**Goal of the exercise:** Within the data below, state how many lines contain the string "xlabel". Provide the number only.

* Begin Material shown *

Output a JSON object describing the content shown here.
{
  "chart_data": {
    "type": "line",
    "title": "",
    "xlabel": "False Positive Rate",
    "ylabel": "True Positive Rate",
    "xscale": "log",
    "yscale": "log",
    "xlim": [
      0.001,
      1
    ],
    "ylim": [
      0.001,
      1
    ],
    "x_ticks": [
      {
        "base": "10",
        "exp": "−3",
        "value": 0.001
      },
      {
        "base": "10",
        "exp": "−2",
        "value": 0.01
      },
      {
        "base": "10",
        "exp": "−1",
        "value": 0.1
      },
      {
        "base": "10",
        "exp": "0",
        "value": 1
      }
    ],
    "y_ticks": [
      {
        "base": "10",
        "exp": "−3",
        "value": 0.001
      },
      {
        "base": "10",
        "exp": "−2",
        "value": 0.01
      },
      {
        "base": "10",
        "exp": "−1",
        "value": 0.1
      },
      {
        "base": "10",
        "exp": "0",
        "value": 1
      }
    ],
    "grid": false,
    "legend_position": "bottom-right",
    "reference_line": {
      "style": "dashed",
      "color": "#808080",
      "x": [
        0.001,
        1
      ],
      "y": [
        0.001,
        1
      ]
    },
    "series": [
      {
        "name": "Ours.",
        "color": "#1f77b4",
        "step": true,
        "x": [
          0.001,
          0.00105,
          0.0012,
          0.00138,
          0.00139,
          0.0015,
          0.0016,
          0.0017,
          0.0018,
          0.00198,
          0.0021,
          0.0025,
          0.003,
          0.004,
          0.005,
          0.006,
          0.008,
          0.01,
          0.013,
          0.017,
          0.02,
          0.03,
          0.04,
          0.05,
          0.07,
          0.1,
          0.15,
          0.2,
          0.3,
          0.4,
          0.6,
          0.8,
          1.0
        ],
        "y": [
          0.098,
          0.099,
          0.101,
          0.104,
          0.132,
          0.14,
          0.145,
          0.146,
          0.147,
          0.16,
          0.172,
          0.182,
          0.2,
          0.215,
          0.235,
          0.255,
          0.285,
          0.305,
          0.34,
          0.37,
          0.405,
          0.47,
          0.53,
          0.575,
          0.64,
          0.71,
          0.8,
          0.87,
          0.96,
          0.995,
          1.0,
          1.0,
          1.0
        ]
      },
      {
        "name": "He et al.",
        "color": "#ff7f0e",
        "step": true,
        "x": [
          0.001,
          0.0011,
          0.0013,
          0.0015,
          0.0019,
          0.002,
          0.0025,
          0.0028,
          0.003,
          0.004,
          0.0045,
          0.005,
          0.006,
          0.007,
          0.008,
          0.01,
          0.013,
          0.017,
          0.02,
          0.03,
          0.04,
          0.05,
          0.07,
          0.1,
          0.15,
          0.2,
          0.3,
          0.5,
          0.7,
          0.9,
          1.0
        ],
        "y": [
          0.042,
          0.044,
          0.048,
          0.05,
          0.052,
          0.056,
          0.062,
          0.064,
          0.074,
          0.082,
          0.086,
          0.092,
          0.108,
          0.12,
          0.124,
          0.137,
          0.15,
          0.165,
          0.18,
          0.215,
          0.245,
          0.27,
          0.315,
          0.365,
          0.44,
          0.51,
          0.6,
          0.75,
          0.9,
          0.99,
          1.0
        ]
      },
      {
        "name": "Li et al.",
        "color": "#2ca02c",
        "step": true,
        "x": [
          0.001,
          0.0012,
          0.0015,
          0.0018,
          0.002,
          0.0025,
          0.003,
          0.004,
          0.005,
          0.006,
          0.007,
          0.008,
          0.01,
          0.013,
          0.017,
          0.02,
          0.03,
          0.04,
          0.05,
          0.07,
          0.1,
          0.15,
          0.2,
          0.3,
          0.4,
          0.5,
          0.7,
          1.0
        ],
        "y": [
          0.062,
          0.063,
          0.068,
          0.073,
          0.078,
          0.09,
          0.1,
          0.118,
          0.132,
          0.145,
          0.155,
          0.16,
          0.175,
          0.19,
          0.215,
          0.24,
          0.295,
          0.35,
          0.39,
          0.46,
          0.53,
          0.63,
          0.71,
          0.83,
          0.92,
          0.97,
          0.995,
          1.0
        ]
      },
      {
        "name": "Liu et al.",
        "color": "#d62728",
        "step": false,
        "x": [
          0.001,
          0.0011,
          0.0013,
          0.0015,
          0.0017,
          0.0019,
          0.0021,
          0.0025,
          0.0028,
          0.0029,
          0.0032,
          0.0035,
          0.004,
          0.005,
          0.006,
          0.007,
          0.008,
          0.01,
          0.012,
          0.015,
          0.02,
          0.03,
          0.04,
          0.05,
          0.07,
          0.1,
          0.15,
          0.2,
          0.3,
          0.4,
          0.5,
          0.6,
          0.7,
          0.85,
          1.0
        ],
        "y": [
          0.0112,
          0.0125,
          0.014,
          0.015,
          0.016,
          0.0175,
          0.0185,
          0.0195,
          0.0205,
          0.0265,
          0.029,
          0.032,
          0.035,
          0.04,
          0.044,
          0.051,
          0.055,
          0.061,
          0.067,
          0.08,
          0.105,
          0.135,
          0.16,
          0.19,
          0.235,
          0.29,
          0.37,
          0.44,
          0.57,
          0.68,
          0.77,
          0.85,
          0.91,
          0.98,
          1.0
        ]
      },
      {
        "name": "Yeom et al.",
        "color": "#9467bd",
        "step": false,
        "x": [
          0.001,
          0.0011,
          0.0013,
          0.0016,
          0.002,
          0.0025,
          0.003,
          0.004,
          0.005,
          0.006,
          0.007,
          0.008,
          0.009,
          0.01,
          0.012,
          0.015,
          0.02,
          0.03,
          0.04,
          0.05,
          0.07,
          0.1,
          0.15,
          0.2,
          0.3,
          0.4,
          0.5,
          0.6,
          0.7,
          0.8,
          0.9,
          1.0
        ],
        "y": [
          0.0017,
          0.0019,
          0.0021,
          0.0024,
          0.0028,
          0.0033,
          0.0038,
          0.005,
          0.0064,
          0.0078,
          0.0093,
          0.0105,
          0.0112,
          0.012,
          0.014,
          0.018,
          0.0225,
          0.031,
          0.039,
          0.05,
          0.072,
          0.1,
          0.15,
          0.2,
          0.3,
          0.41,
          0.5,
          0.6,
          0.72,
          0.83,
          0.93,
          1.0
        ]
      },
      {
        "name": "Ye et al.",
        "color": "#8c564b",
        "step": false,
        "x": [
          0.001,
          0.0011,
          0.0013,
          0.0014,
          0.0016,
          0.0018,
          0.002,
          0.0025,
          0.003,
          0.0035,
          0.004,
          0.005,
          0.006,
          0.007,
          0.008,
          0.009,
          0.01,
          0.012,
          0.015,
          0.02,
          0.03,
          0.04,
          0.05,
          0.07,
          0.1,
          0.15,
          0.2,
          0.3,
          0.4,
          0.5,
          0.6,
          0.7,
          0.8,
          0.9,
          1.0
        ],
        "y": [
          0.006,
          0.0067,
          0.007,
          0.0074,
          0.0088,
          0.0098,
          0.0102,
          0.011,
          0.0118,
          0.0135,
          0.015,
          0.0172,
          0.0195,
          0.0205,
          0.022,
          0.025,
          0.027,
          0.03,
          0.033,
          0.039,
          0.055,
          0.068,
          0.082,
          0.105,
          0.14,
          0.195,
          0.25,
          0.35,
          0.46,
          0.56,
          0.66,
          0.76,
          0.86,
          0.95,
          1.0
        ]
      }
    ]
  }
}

* End Material shown *
* Begin Material shown *

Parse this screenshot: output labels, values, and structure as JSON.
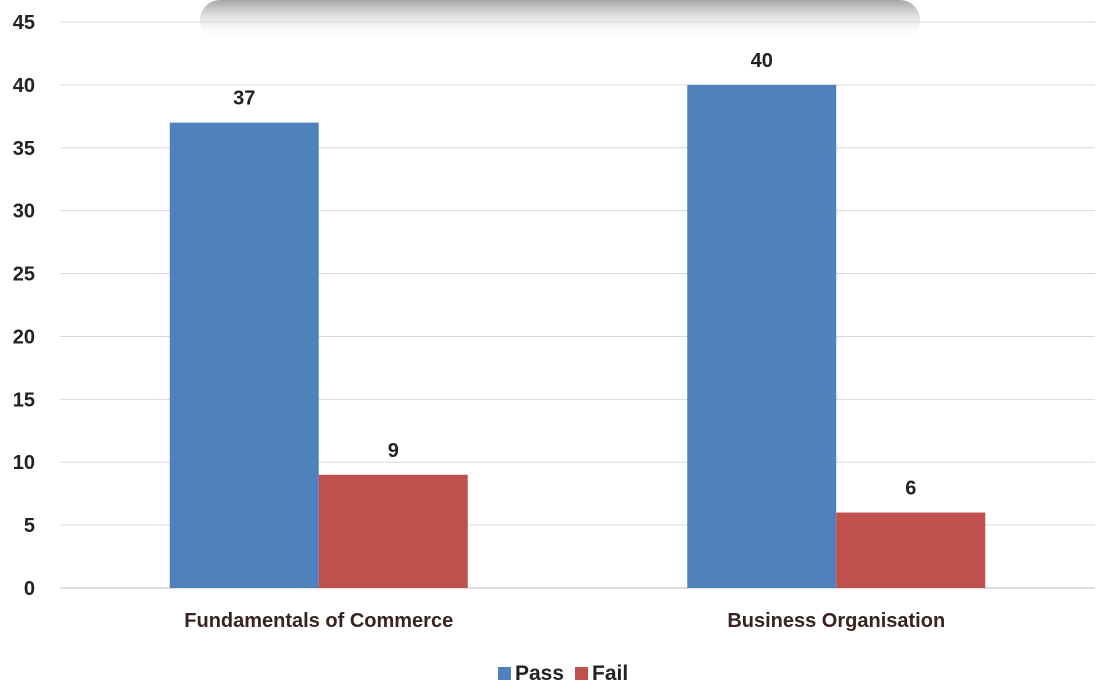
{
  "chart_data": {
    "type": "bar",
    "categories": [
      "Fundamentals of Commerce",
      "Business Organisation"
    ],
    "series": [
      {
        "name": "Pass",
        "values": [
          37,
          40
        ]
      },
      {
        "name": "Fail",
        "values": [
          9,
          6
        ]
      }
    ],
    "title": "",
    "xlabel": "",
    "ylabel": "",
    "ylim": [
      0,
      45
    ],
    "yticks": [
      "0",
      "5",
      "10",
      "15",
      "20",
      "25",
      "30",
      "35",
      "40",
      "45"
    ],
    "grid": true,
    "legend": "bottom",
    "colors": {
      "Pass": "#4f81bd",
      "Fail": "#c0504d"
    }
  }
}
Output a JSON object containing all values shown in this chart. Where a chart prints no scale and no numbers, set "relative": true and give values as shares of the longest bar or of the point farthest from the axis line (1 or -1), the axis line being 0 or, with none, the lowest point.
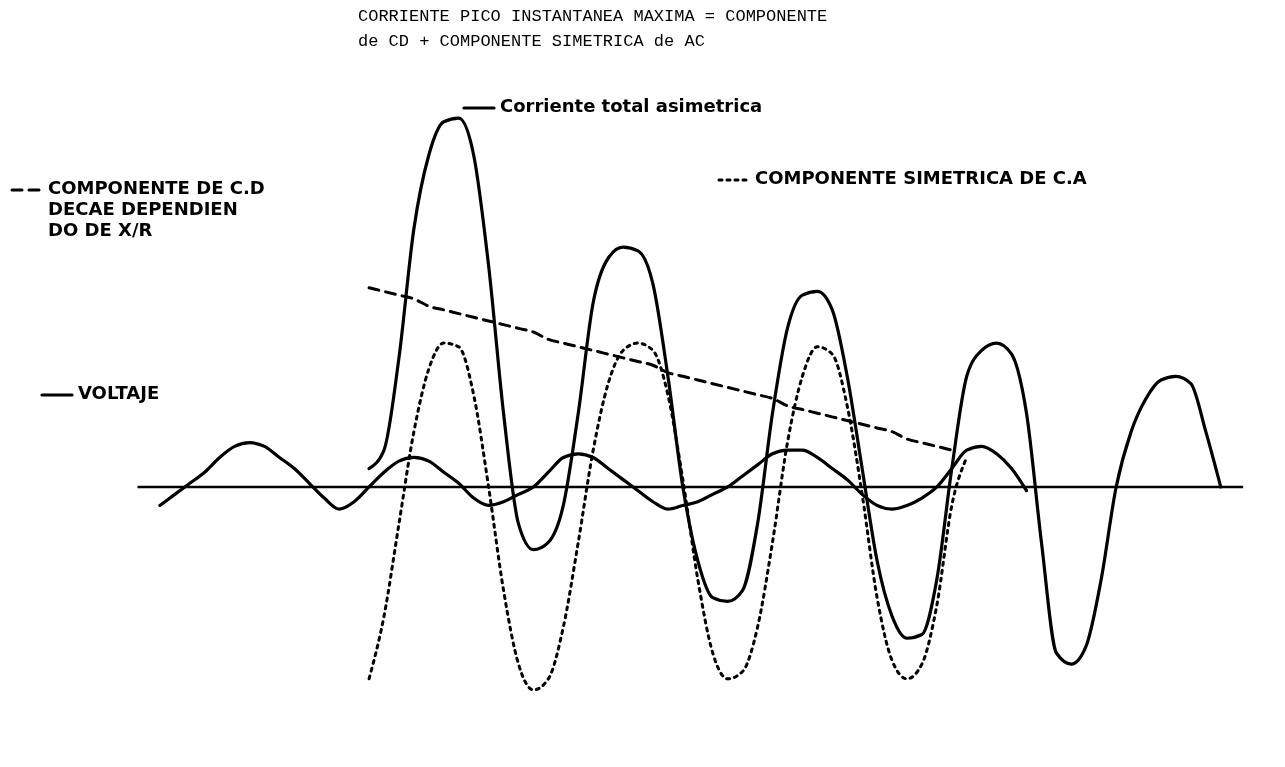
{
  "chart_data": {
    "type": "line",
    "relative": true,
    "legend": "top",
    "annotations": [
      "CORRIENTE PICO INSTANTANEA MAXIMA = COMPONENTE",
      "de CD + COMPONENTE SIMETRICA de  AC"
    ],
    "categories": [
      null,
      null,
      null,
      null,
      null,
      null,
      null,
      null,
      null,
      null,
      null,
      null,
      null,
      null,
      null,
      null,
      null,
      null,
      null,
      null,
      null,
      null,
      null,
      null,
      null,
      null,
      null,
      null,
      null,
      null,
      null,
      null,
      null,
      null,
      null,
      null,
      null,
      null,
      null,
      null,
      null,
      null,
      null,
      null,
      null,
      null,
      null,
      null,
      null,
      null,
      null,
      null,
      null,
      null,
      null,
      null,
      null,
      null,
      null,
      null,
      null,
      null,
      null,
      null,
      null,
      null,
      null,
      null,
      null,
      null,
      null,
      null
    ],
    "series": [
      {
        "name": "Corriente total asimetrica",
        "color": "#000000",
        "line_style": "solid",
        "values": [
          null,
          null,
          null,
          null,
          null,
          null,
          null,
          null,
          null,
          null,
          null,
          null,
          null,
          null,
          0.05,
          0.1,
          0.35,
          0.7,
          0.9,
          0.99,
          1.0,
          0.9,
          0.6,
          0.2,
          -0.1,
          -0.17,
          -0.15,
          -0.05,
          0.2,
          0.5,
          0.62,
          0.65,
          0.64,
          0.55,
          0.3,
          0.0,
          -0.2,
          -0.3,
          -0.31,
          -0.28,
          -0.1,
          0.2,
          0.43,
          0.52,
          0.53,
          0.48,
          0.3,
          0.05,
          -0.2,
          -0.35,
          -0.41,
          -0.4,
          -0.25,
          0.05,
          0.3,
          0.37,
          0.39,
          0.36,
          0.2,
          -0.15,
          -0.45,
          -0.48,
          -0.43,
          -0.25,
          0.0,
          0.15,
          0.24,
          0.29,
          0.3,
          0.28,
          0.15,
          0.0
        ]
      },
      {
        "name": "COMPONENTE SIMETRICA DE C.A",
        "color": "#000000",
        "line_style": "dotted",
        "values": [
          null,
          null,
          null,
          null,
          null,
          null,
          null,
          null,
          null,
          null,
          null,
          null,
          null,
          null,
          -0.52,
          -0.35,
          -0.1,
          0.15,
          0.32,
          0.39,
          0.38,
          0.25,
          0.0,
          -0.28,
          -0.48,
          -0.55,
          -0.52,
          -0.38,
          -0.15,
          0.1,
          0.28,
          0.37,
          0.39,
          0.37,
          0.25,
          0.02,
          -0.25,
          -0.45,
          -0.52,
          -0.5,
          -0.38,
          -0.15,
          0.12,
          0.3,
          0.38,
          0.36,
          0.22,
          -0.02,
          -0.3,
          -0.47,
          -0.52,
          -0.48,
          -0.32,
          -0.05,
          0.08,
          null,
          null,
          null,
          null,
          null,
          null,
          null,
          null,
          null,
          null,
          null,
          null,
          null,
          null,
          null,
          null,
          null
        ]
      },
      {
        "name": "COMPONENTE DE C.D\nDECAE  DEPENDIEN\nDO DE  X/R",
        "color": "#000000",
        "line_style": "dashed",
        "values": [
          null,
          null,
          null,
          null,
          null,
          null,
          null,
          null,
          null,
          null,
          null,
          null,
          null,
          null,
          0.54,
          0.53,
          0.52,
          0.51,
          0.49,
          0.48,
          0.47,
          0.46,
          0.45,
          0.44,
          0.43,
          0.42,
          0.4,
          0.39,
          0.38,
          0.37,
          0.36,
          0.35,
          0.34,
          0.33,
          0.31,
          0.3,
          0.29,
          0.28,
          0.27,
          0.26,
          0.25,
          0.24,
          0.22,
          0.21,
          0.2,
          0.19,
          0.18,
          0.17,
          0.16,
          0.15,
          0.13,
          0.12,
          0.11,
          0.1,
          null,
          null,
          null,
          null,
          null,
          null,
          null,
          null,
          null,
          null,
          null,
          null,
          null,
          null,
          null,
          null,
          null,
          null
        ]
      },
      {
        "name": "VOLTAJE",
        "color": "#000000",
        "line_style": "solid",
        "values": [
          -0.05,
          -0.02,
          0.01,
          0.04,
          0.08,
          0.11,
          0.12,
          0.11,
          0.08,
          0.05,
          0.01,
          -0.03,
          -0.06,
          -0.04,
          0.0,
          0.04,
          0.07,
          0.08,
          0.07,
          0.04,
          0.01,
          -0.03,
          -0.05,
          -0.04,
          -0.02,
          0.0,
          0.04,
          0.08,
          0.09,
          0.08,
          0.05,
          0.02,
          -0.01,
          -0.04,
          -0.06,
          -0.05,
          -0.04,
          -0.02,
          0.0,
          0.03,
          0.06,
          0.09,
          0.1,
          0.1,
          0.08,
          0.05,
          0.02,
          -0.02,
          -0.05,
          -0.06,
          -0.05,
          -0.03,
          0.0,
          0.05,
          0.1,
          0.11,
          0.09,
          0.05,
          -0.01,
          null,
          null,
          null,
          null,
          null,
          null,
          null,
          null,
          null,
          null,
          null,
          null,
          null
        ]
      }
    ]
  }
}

* End Material shown *
* Begin Material shown *

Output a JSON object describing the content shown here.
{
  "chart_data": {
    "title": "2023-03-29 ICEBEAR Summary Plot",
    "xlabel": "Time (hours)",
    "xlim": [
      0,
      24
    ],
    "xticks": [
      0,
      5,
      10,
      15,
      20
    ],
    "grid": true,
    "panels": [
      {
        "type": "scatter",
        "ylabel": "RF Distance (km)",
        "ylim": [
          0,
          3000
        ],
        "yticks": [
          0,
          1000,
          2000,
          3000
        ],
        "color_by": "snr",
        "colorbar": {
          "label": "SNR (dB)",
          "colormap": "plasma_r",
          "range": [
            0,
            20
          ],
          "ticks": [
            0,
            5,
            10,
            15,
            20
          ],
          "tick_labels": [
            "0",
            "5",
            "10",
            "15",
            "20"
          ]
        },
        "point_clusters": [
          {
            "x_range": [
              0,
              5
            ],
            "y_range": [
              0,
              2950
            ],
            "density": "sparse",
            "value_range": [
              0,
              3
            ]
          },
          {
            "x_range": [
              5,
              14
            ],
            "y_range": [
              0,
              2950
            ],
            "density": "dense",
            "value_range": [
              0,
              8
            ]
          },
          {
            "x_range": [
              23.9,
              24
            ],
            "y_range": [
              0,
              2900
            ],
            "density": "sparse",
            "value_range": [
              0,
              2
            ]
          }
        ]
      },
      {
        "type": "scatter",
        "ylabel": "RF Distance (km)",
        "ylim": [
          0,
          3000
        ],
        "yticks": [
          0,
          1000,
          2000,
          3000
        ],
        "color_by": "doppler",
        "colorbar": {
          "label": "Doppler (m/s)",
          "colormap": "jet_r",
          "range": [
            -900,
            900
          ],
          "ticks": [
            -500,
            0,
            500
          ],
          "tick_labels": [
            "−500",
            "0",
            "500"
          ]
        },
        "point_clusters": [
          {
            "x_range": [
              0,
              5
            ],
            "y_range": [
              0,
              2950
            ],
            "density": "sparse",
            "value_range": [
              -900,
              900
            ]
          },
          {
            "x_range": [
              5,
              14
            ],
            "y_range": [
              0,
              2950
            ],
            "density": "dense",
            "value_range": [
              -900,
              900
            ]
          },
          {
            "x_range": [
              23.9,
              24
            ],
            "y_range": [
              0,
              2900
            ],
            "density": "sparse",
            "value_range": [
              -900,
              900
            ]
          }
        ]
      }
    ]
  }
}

* End Material shown *

**Response below:** 3